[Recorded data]
....
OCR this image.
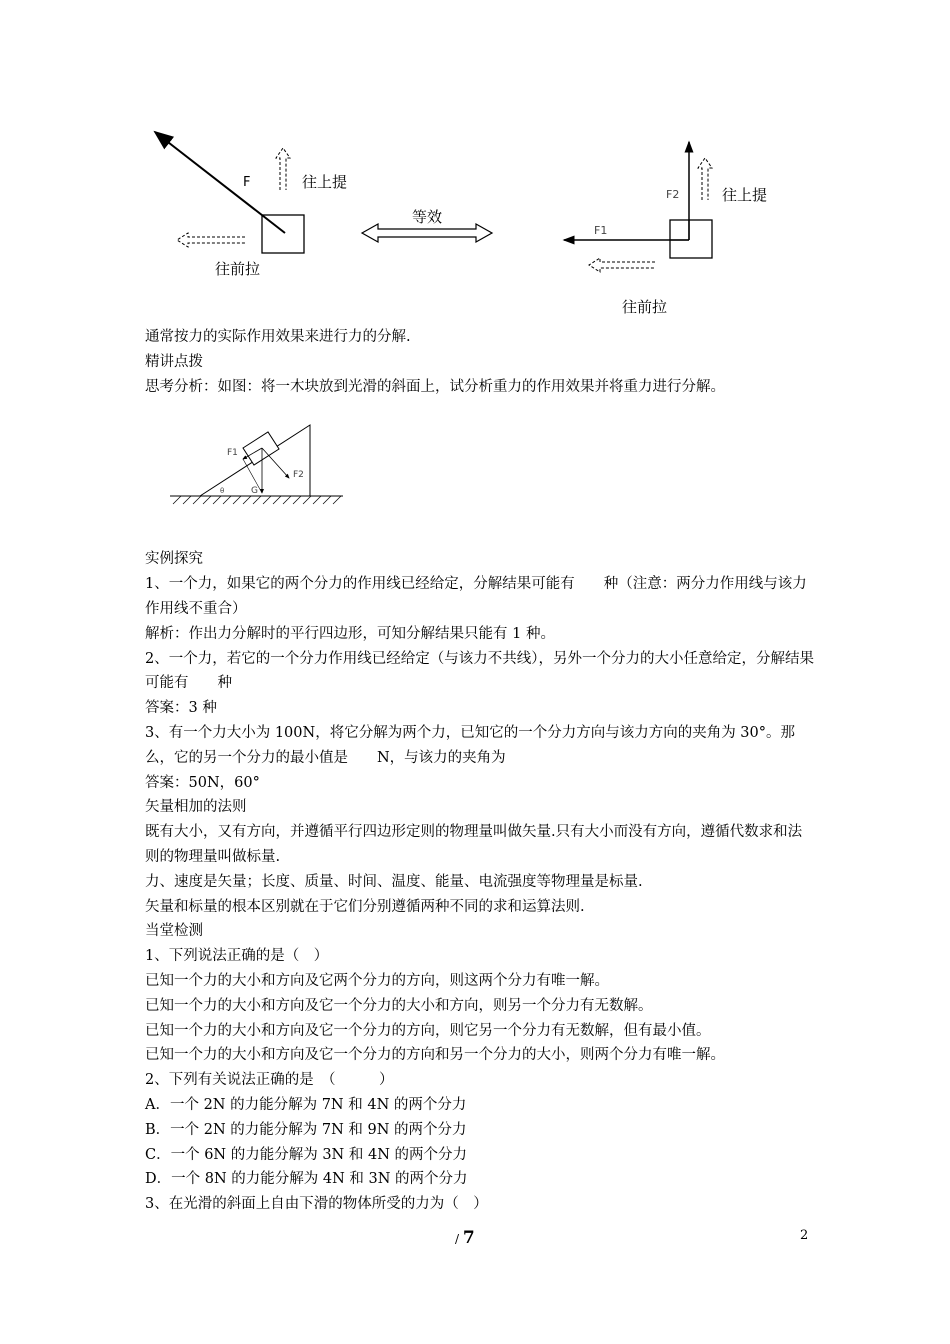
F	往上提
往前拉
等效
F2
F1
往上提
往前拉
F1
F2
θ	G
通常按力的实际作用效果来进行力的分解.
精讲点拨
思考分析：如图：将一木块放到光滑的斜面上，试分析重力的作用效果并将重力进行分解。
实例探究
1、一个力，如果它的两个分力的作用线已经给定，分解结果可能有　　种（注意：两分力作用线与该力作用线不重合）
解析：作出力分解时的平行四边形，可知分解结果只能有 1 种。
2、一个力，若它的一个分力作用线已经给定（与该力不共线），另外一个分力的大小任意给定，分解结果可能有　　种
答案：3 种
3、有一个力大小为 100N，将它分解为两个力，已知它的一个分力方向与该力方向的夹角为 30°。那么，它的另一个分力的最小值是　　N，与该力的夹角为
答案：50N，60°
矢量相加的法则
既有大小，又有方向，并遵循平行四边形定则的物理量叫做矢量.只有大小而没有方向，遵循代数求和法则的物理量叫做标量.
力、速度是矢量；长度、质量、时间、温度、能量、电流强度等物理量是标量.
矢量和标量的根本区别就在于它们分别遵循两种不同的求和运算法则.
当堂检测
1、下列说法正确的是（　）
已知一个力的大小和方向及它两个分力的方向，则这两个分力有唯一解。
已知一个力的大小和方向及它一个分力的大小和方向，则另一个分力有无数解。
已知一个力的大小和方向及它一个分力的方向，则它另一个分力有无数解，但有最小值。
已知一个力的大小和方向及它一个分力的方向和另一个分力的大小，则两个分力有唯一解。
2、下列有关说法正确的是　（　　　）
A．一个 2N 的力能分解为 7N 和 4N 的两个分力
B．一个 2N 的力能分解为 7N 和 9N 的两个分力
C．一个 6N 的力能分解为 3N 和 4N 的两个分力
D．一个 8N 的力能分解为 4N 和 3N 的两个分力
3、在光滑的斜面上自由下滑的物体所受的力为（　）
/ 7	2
....
Identify and copy the lines holding the word "的力能分解为".

A．一个 2N 的力能分解为 7N 和 4N 的两个分力
B．一个 2N 的力能分解为 7N 和 9N 的两个分力
C．一个 6N 的力能分解为 3N 和 4N 的两个分力
D．一个 8N 的力能分解为 4N 和 3N 的两个分力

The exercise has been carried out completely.